WORKING DATA:
-*-*-

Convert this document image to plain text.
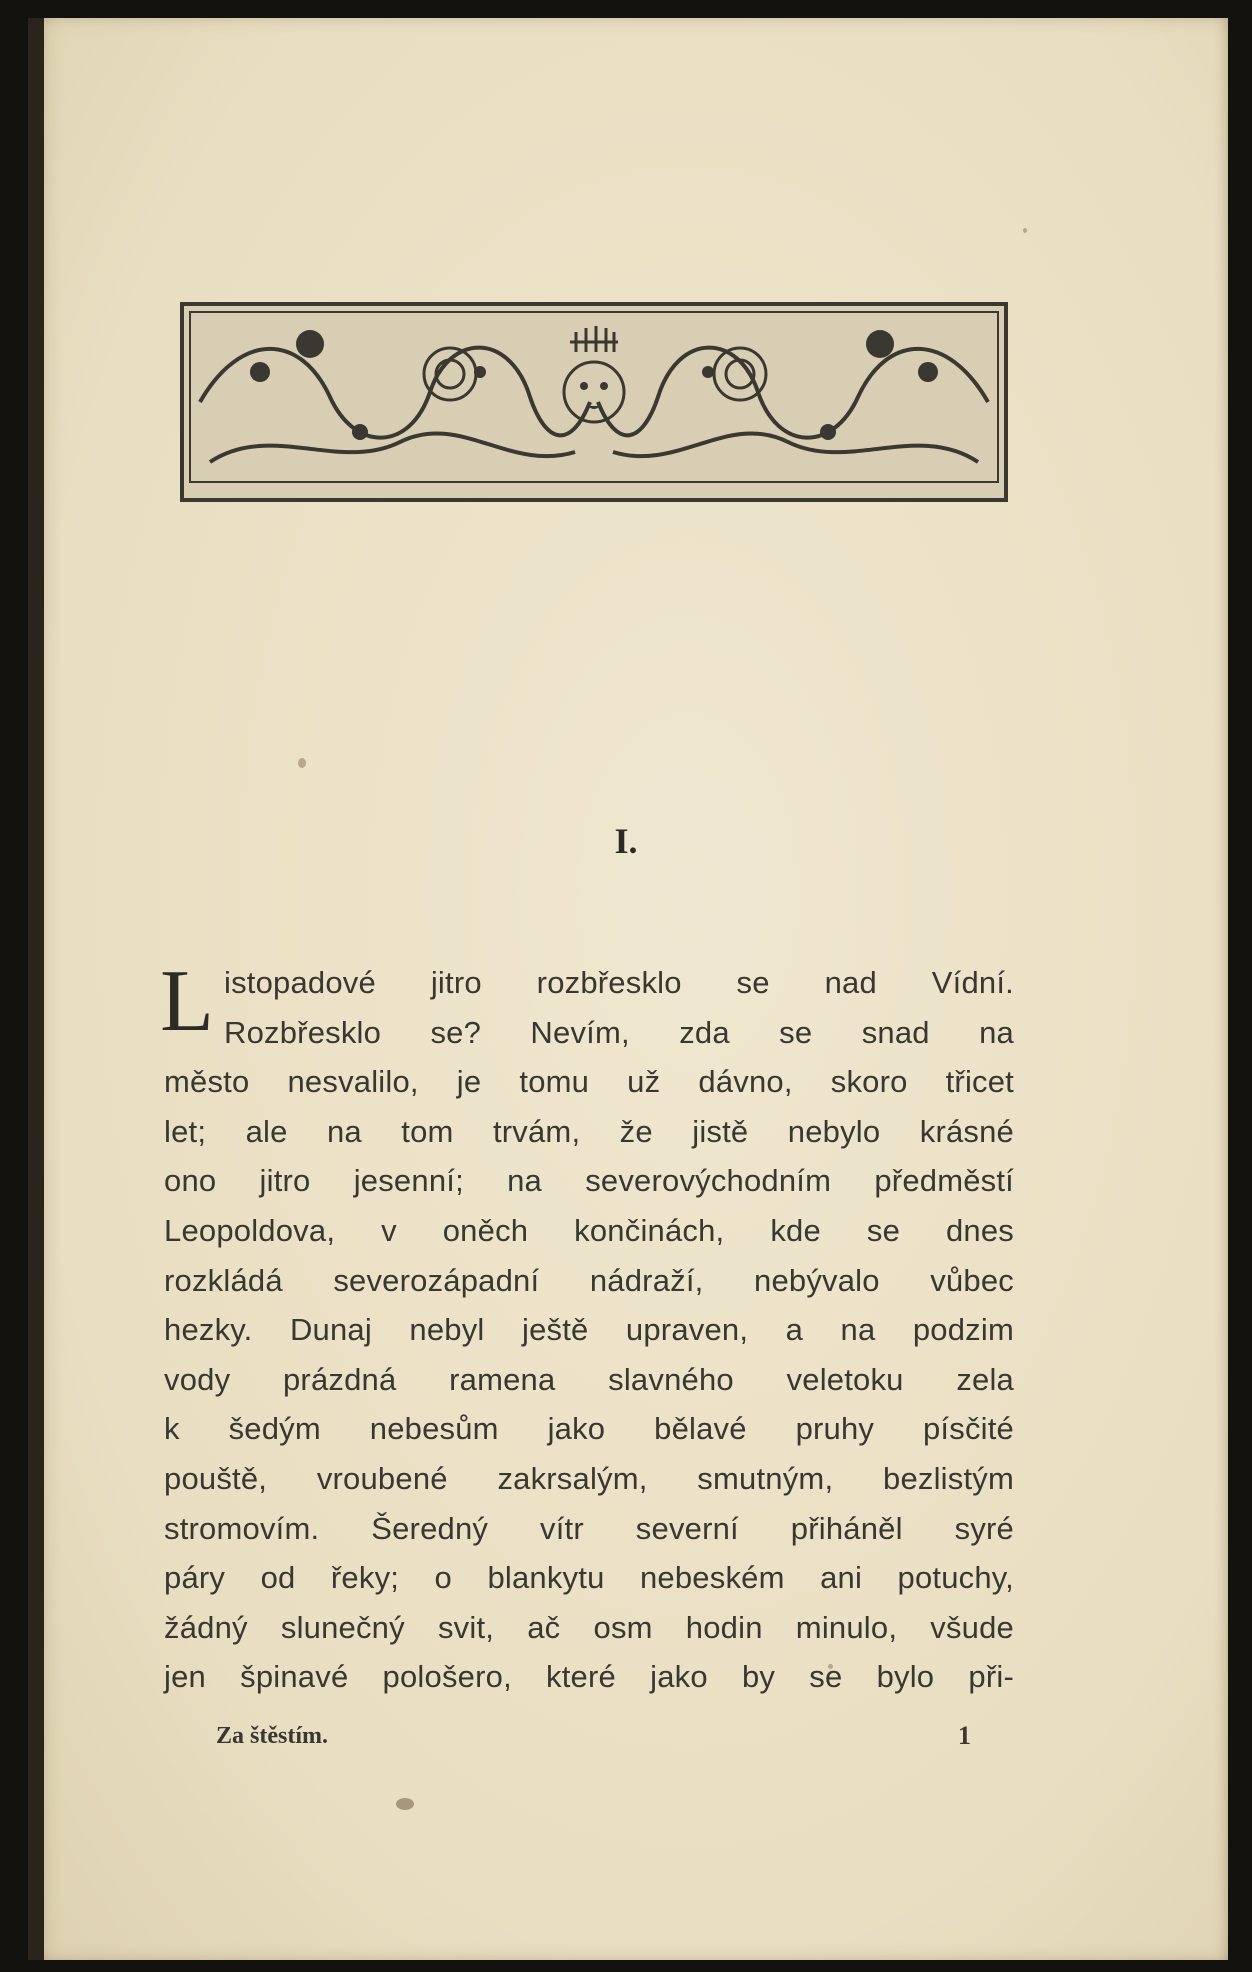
I.
L istopadové jitro rozbřesklo se nad Vídní.
Rozbřesklo se? Nevím, zda se snad na
město nesvalilo, je tomu už dávno, skoro třicet
let; ale na tom trvám, že jistě nebylo krásné
ono jitro jesenní; na severovýchodním předměstí
Leopoldova, v oněch končinách, kde se dnes
rozkládá severozápadní nádraží, nebývalo vůbec
hezky. Dunaj nebyl ještě upraven, a na podzim
vody prázdná ramena slavného veletoku zela
k šedým nebesům jako bělavé pruhy písčité
pouště, vroubené zakrsalým, smutným, bezlistým
stromovím. Šeredný vítr severní přiháněl syré
páry od řeky; o blankytu nebeském ani potuchy,
žádný slunečný svit, ač osm hodin minulo, všude
jen špinavé pološero, které jako by se bylo při-
Za štěstím.	1
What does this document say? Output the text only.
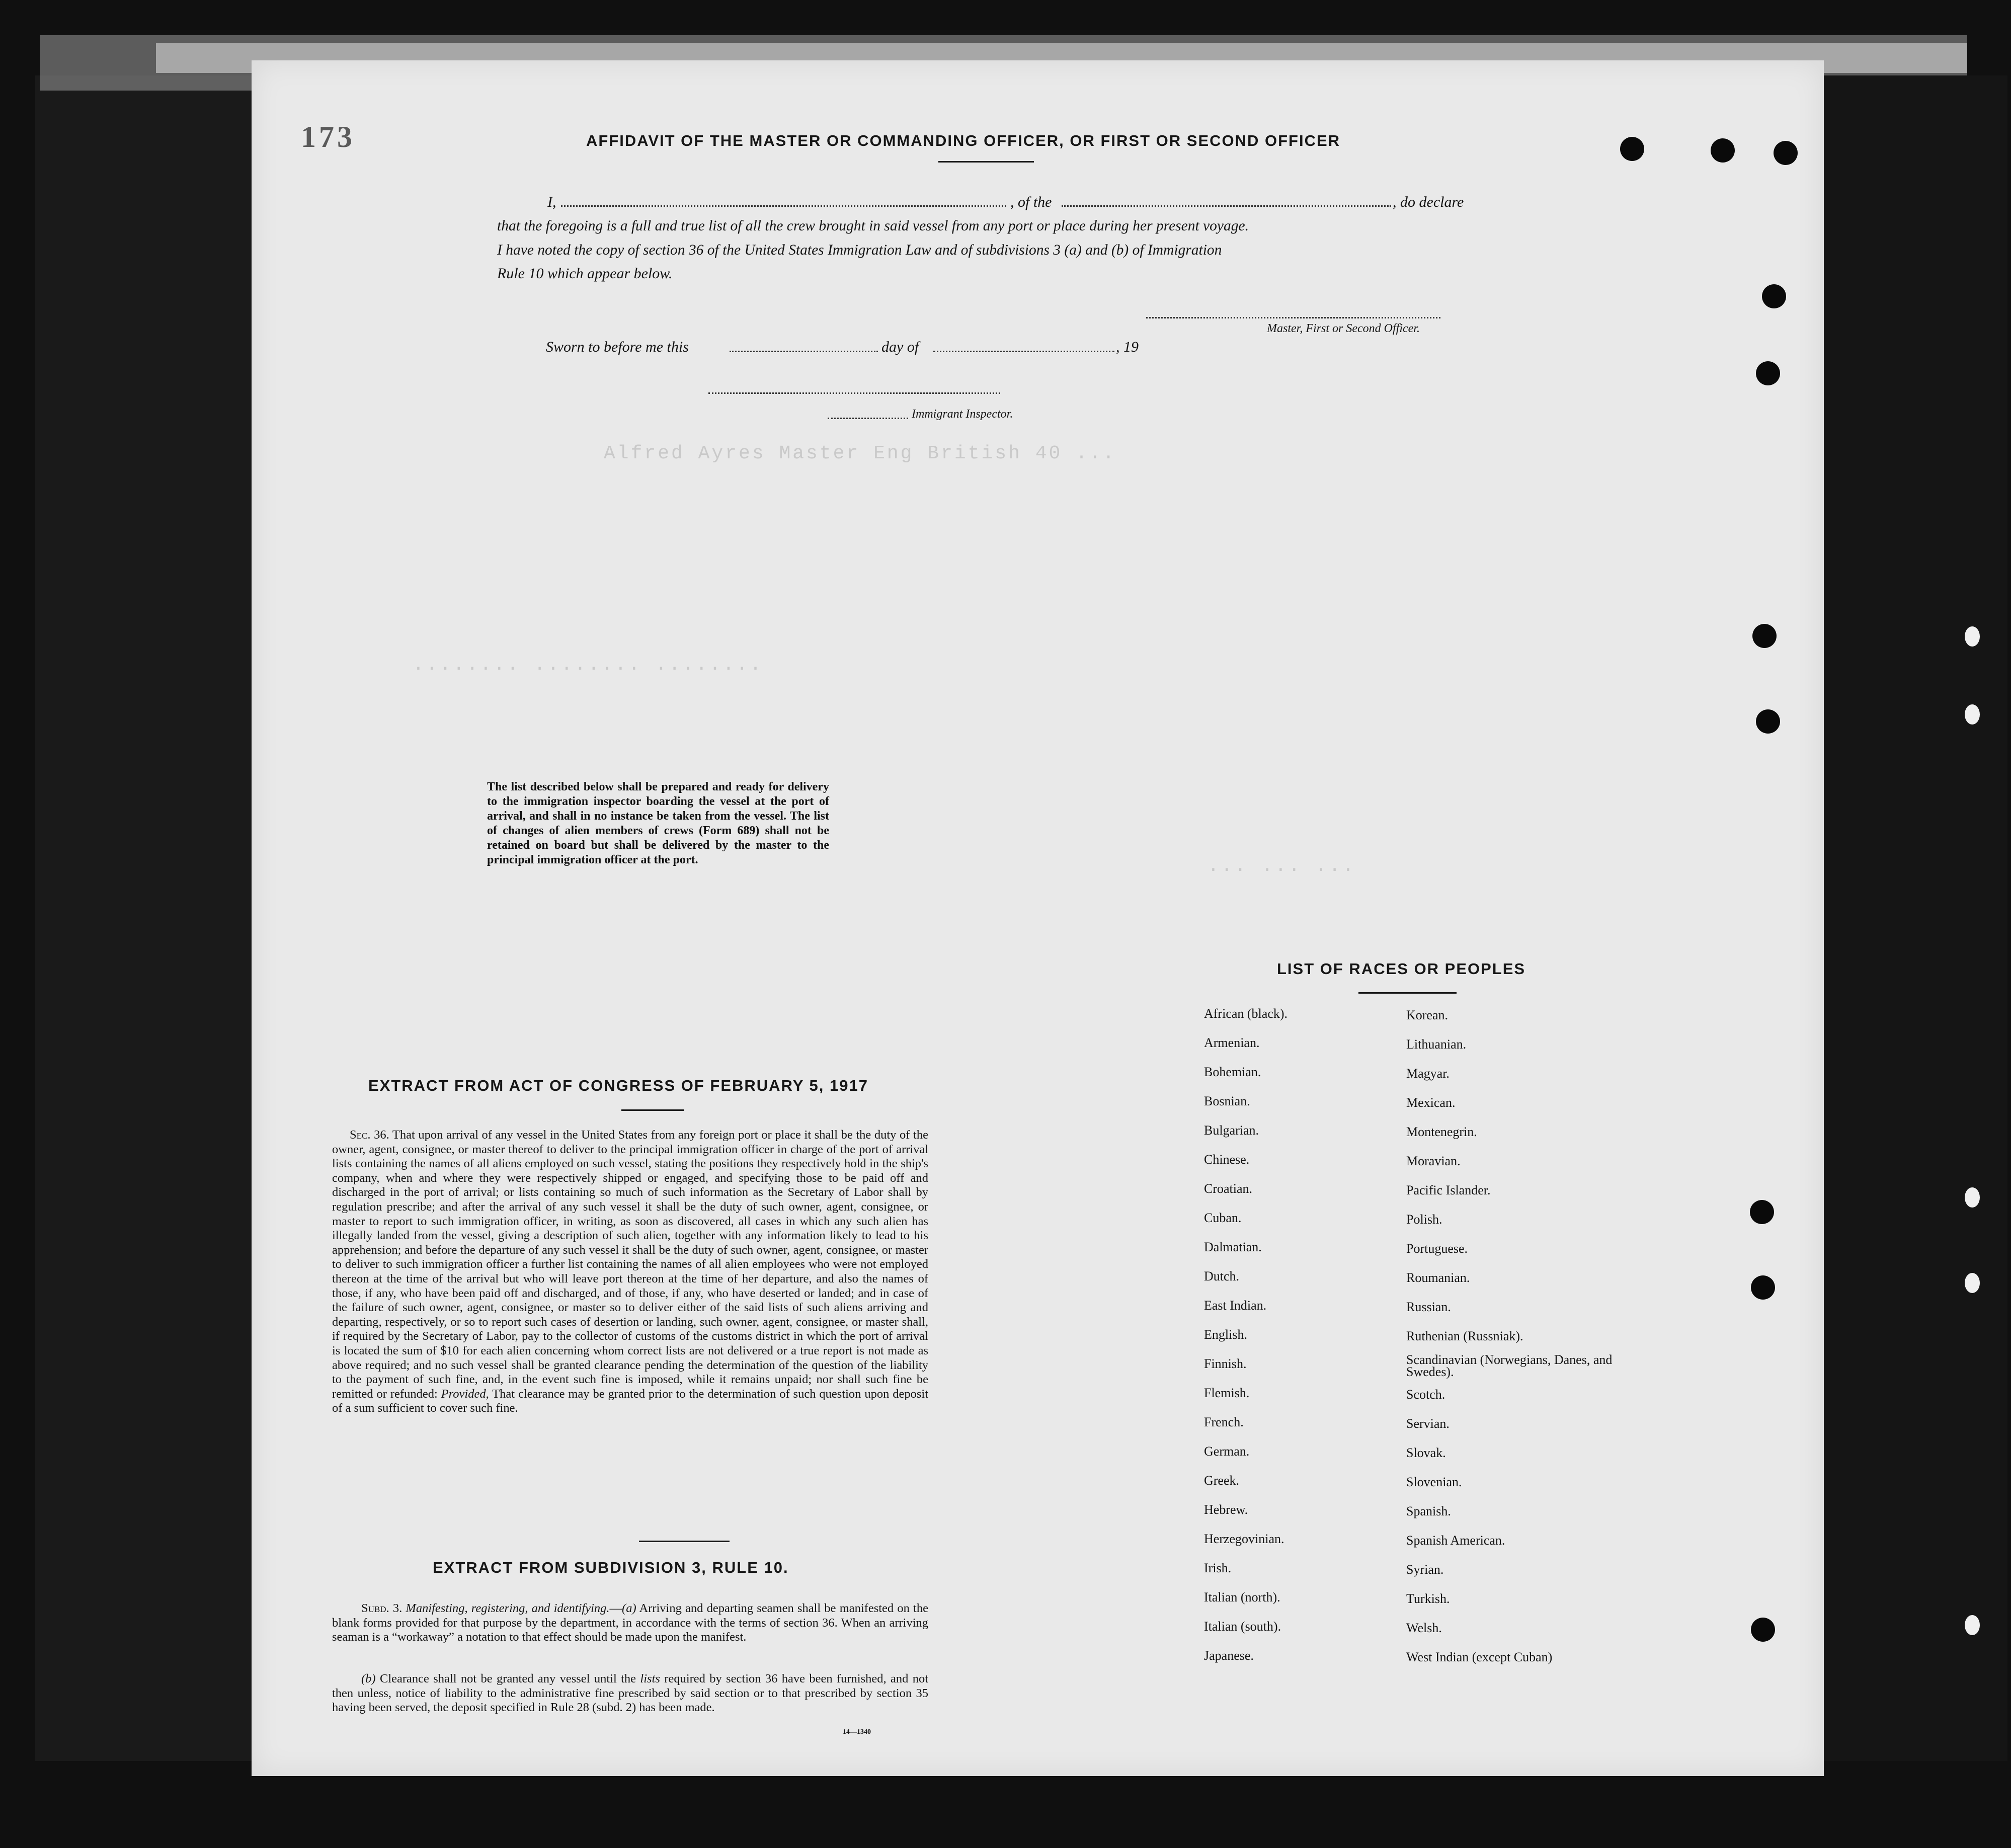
Alfred Ayres Master Eng British 40 ...
........ ........ ........
... ... ...
173	AFFIDAVIT OF THE MASTER OR COMMANDING OFFICER, OR FIRST OR SECOND OFFICER
I,	, of the	, do declare
that the foregoing is a full and true list of all the crew brought in said vessel from any port or place during her present voyage.
I have noted the copy of section 36 of the United States Immigration Law and of subdivisions 3 (a) and (b) of Immigration
Rule 10 which appear below.
Master, First or Second Officer.
Sworn to before me this	day of	, 19
Immigrant Inspector.
The list described below shall be prepared and ready for delivery to the immigration inspector boarding the vessel at the port of arrival, and shall in no instance be taken from the vessel. The list of changes of alien members of crews (Form 689) shall not be retained on board but shall be delivered by the master to the principal immigration officer at the port.
EXTRACT FROM ACT OF CONGRESS OF FEBRUARY 5, 1917
Sec. 36. That upon arrival of any vessel in the United States from any foreign port or place it shall be the duty of the owner, agent, consignee, or master thereof to deliver to the principal immigration officer in charge of the port of arrival lists containing the names of all aliens employed on such vessel, stating the positions they respectively hold in the ship's company, when and where they were respectively shipped or engaged, and specifying those to be paid off and discharged in the port of arrival; or lists containing so much of such information as the Secretary of Labor shall by regulation prescribe; and after the arrival of any such vessel it shall be the duty of such owner, agent, consignee, or master to report to such immigration officer, in writing, as soon as discovered, all cases in which any such alien has illegally landed from the vessel, giving a description of such alien, together with any information likely to lead to his apprehension; and before the departure of any such vessel it shall be the duty of such owner, agent, consignee, or master to deliver to such immigration officer a further list containing the names of all alien employees who were not employed thereon at the time of the arrival but who will leave port thereon at the time of her departure, and also the names of those, if any, who have been paid off and discharged, and of those, if any, who have deserted or landed; and in case of the failure of such owner, agent, consignee, or master so to deliver either of the said lists of such aliens arriving and departing, respectively, or so to report such cases of desertion or landing, such owner, agent, consignee, or master shall, if required by the Secretary of Labor, pay to the collector of customs of the customs district in which the port of arrival is located the sum of $10 for each alien concerning whom correct lists are not delivered or a true report is not made as above required; and no such vessel shall be granted clearance pending the determination of the question of the liability to the payment of such fine, and, in the event such fine is imposed, while it remains unpaid; nor shall such fine be remitted or refunded: Provided, That clearance may be granted prior to the determination of such question upon deposit of a sum sufficient to cover such fine.
EXTRACT FROM SUBDIVISION 3, RULE 10.
Subd. 3. Manifesting, registering, and identifying.—(a) Arriving and departing seamen shall be manifested on the blank forms provided for that purpose by the department, in accordance with the terms of section 36. When an arriving seaman is a “workaway” a notation to that effect should be made upon the manifest.
(b) Clearance shall not be granted any vessel until the lists required by section 36 have been furnished, and not then unless, notice of liability to the administrative fine prescribed by said section or to that prescribed by section 35 having been served, the deposit specified in Rule 28 (subd. 2) has been made.
14—1340
LIST OF RACES OR PEOPLES
African (black).
Armenian.
Bohemian.
Bosnian.
Bulgarian.
Chinese.
Croatian.
Cuban.
Dalmatian.
Dutch.
East Indian.
English.
Finnish.
Flemish.
French.
German.
Greek.
Hebrew.
Herzegovinian.
Irish.
Italian (north).
Italian (south).
Japanese.
Korean.
Lithuanian.
Magyar.
Mexican.
Montenegrin.
Moravian.
Pacific Islander.
Polish.
Portuguese.
Roumanian.
Russian.
Ruthenian (Russniak).
Scandinavian (Norwegians, Danes, and Swedes).
Scotch.
Servian.
Slovak.
Slovenian.
Spanish.
Spanish American.
Syrian.
Turkish.
Welsh.
West Indian (except Cuban)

-*-*-

SET EXERCISE: Identify the lines of the entries containing the string "jako". Copy each such line.

ANSWER TO THIS PROBLEM:
k šedým nebesům jako bělavé pruhy písčité
jen špinavé pološero, které jako by se bylo při-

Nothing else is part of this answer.